- _Task instructions_
Quote all entries in full, exactly.

(Items from a dataset)
◇ ◇ ◇ ◇ ◇ ◇ ◇

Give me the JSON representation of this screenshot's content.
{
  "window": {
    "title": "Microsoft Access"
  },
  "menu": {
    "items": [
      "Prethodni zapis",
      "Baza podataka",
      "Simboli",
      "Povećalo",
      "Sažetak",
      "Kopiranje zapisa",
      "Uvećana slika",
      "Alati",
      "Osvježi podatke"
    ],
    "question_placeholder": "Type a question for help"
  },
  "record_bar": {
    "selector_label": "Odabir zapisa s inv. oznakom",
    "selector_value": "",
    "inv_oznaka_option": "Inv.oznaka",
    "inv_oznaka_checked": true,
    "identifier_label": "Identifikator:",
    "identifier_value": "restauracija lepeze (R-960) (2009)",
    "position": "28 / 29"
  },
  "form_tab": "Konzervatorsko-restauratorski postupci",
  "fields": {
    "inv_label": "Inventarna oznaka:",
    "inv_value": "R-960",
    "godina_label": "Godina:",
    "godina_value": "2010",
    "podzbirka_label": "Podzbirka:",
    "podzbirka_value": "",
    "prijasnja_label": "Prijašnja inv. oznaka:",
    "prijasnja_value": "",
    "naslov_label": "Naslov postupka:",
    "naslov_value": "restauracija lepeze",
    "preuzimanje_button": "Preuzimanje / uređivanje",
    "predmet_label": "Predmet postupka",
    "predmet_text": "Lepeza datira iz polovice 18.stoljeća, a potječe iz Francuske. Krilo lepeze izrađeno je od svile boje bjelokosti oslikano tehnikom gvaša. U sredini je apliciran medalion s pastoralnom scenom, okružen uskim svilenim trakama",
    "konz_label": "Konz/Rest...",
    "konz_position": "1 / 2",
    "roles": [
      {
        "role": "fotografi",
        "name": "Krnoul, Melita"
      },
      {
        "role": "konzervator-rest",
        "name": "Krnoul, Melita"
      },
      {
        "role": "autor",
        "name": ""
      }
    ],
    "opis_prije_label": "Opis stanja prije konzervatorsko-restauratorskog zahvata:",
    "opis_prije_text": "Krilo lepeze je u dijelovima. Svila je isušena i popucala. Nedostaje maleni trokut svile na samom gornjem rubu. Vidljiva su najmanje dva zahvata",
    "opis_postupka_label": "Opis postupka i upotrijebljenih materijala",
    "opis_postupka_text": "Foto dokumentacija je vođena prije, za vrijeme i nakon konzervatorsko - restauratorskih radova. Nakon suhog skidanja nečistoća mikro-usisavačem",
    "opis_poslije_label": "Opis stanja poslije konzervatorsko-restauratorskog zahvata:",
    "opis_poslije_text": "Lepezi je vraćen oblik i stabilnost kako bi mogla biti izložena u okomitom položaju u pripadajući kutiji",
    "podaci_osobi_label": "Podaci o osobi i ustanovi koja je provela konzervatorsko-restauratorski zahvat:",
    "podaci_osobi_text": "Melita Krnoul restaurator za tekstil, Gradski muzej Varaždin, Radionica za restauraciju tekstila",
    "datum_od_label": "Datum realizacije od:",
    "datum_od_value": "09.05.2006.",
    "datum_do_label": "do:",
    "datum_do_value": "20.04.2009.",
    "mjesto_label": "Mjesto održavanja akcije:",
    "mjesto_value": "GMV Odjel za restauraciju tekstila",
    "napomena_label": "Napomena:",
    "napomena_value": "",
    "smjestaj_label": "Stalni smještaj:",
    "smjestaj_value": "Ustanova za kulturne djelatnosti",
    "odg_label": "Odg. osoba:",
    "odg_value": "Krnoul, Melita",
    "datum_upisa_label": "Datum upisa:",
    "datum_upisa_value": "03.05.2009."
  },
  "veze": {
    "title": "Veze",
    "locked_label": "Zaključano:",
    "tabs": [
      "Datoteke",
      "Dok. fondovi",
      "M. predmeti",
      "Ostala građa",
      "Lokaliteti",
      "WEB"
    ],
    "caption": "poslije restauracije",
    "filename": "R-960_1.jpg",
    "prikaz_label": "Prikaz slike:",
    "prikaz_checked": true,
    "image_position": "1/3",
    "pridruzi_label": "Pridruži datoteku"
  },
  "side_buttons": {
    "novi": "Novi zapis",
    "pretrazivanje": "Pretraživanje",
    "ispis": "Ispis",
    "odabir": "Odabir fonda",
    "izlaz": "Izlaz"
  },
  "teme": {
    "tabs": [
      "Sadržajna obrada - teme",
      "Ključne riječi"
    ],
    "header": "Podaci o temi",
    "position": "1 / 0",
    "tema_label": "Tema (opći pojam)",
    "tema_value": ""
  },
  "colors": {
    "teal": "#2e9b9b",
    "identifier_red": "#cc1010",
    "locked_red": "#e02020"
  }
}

◇ ◇ ◇ ◇ ◇ ◇ ◇

- _Response to the exercise_
Give me the JSON representation of this screenshot's content.
{
  "window": {
    "title": "Microsoft Access"
  },
  "menu": {
    "items": [
      "Prethodni zapis",
      "Baza podataka",
      "Simboli",
      "Povećalo",
      "Sažetak",
      "Kopiranje zapisa",
      "Uvećana slika",
      "Alati",
      "Osvježi podatke"
    ],
    "question_placeholder": "Type a question for help"
  },
  "record_bar": {
    "selector_label": "Odabir zapisa s inv. oznakom",
    "selector_value": "",
    "inv_oznaka_option": "Inv.oznaka",
    "inv_oznaka_checked": true,
    "identifier_label": "Identifikator:",
    "identifier_value": "restauracija lepeze (R-960) (2009)",
    "position": "28 / 29"
  },
  "form_tab": "Konzervatorsko-restauratorski postupci",
  "fields": {
    "inv_label": "Inventarna oznaka:",
    "inv_value": "R-960",
    "godina_label": "Godina:",
    "godina_value": "2010",
    "podzbirka_label": "Podzbirka:",
    "podzbirka_value": "",
    "prijasnja_label": "Prijašnja inv. oznaka:",
    "prijasnja_value": "",
    "naslov_label": "Naslov postupka:",
    "naslov_value": "restauracija lepeze",
    "preuzimanje_button": "Preuzimanje / uređivanje",
    "predmet_label": "Predmet postupka",
    "predmet_text": "Lepeza datira iz polovice 18.stoljeća, a potječe iz Francuske. Krilo lepeze izrađeno je od svile boje bjelokosti oslikano tehnikom gvaša. U sredini je apliciran medalion s pastoralnom scenom, okružen uskim svilenim trakama",
    "konz_label": "Konz/Rest...",
    "konz_position": "1 / 2",
    "roles": [
      {
        "role": "fotografi",
        "name": "Krnoul, Melita"
      },
      {
        "role": "konzervator-rest",
        "name": "Krnoul, Melita"
      },
      {
        "role": "autor",
        "name": ""
      }
    ],
    "opis_prije_label": "Opis stanja prije konzervatorsko-restauratorskog zahvata:",
    "opis_prije_text": "Krilo lepeze je u dijelovima. Svila je isušena i popucala. Nedostaje maleni trokut svile na samom gornjem rubu. Vidljiva su najmanje dva zahvata",
    "opis_postupka_label": "Opis postupka i upotrijebljenih materijala",
    "opis_postupka_text": "Foto dokumentacija je vođena prije, za vrijeme i nakon konzervatorsko - restauratorskih radova. Nakon suhog skidanja nečistoća mikro-usisavačem",
    "opis_poslije_label": "Opis stanja poslije konzervatorsko-restauratorskog zahvata:",
    "opis_poslije_text": "Lepezi je vraćen oblik i stabilnost kako bi mogla biti izložena u okomitom položaju u pripadajući kutiji",
    "podaci_osobi_label": "Podaci o osobi i ustanovi koja je provela konzervatorsko-restauratorski zahvat:",
    "podaci_osobi_text": "Melita Krnoul restaurator za tekstil, Gradski muzej Varaždin, Radionica za restauraciju tekstila",
    "datum_od_label": "Datum realizacije od:",
    "datum_od_value": "09.05.2006.",
    "datum_do_label": "do:",
    "datum_do_value": "20.04.2009.",
    "mjesto_label": "Mjesto održavanja akcije:",
    "mjesto_value": "GMV Odjel za restauraciju tekstila",
    "napomena_label": "Napomena:",
    "napomena_value": "",
    "smjestaj_label": "Stalni smještaj:",
    "smjestaj_value": "Ustanova za kulturne djelatnosti",
    "odg_label": "Odg. osoba:",
    "odg_value": "Krnoul, Melita",
    "datum_upisa_label": "Datum upisa:",
    "datum_upisa_value": "03.05.2009."
  },
  "veze": {
    "title": "Veze",
    "locked_label": "Zaključano:",
    "tabs": [
      "Datoteke",
      "Dok. fondovi",
      "M. predmeti",
      "Ostala građa",
      "Lokaliteti",
      "WEB"
    ],
    "caption": "poslije restauracije",
    "filename": "R-960_1.jpg",
    "prikaz_label": "Prikaz slike:",
    "prikaz_checked": true,
    "image_position": "1/3",
    "pridruzi_label": "Pridruži datoteku"
  },
  "side_buttons": {
    "novi": "Novi zapis",
    "pretrazivanje": "Pretraživanje",
    "ispis": "Ispis",
    "odabir": "Odabir fonda",
    "izlaz": "Izlaz"
  },
  "teme": {
    "tabs": [
      "Sadržajna obrada - teme",
      "Ključne riječi"
    ],
    "header": "Podaci o temi",
    "position": "1 / 0",
    "tema_label": "Tema (opći pojam)",
    "tema_value": ""
  },
  "colors": {
    "teal": "#2e9b9b",
    "identifier_red": "#cc1010",
    "locked_red": "#e02020"
  }
}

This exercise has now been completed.